• [JOB] Every line of the records must be repeated exactly; pictures stay out.

• [Collection entries]
--- start ---

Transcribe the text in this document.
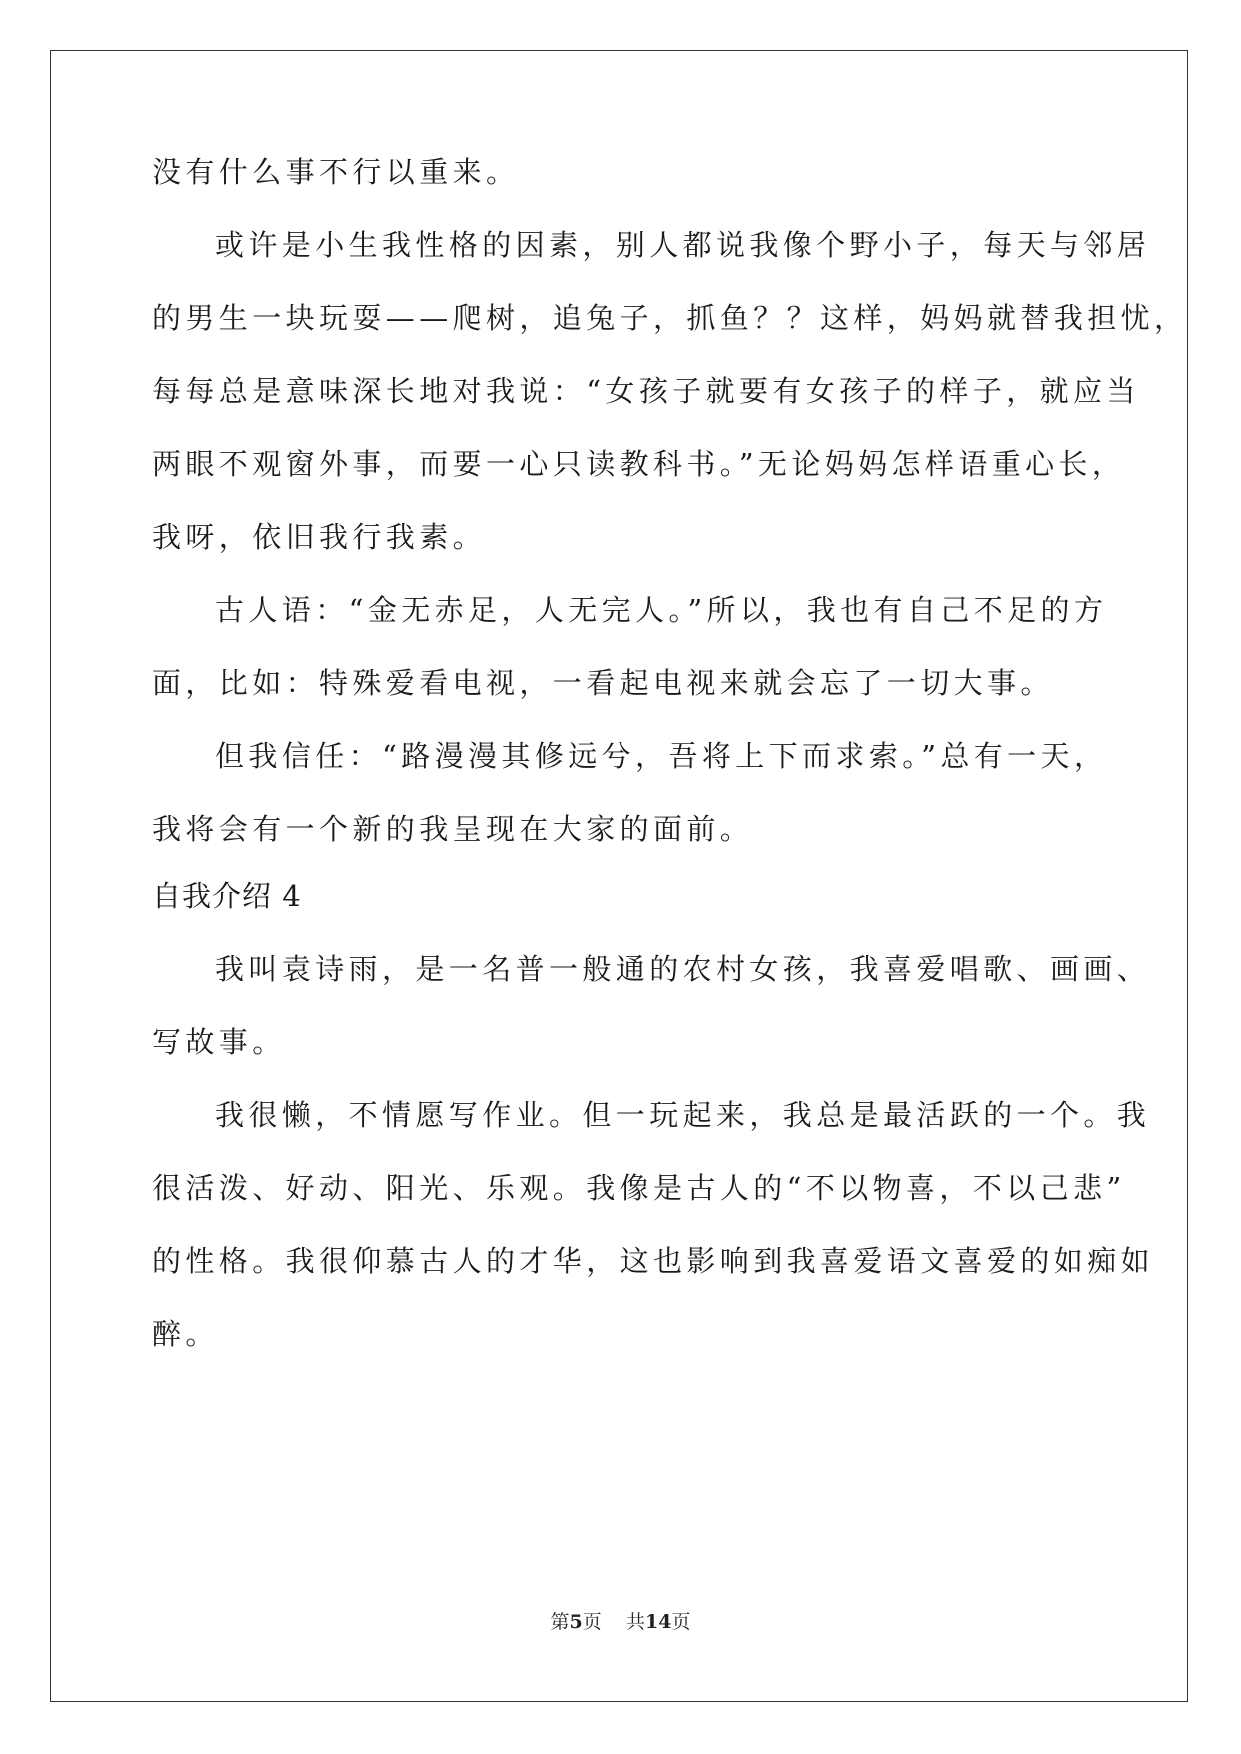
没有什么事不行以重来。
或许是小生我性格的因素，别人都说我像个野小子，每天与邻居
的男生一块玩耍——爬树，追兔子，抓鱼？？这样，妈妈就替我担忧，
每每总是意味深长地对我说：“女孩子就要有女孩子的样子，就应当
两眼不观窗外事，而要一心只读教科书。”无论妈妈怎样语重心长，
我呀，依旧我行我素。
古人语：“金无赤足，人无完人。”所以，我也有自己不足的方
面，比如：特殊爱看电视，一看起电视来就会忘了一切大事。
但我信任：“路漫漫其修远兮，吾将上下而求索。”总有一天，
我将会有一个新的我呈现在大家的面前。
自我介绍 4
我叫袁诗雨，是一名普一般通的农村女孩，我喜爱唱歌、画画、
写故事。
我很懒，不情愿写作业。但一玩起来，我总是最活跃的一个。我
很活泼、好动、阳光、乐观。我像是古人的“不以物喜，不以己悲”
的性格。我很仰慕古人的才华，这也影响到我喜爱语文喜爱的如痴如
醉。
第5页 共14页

--- end ---

• [SOLUTION FOR THIS PROBLEM]
Transcribe the text in this document.
没有什么事不行以重来。
或许是小生我性格的因素，别人都说我像个野小子，每天与邻居
的男生一块玩耍——爬树，追兔子，抓鱼？？这样，妈妈就替我担忧，
每每总是意味深长地对我说：“女孩子就要有女孩子的样子，就应当
两眼不观窗外事，而要一心只读教科书。”无论妈妈怎样语重心长，
我呀，依旧我行我素。
古人语：“金无赤足，人无完人。”所以，我也有自己不足的方
面，比如：特殊爱看电视，一看起电视来就会忘了一切大事。
但我信任：“路漫漫其修远兮，吾将上下而求索。”总有一天，
我将会有一个新的我呈现在大家的面前。
自我介绍 4
我叫袁诗雨，是一名普一般通的农村女孩，我喜爱唱歌、画画、
写故事。
我很懒，不情愿写作业。但一玩起来，我总是最活跃的一个。我
很活泼、好动、阳光、乐观。我像是古人的“不以物喜，不以己悲”
的性格。我很仰慕古人的才华，这也影响到我喜爱语文喜爱的如痴如
醉。
第5页 共14页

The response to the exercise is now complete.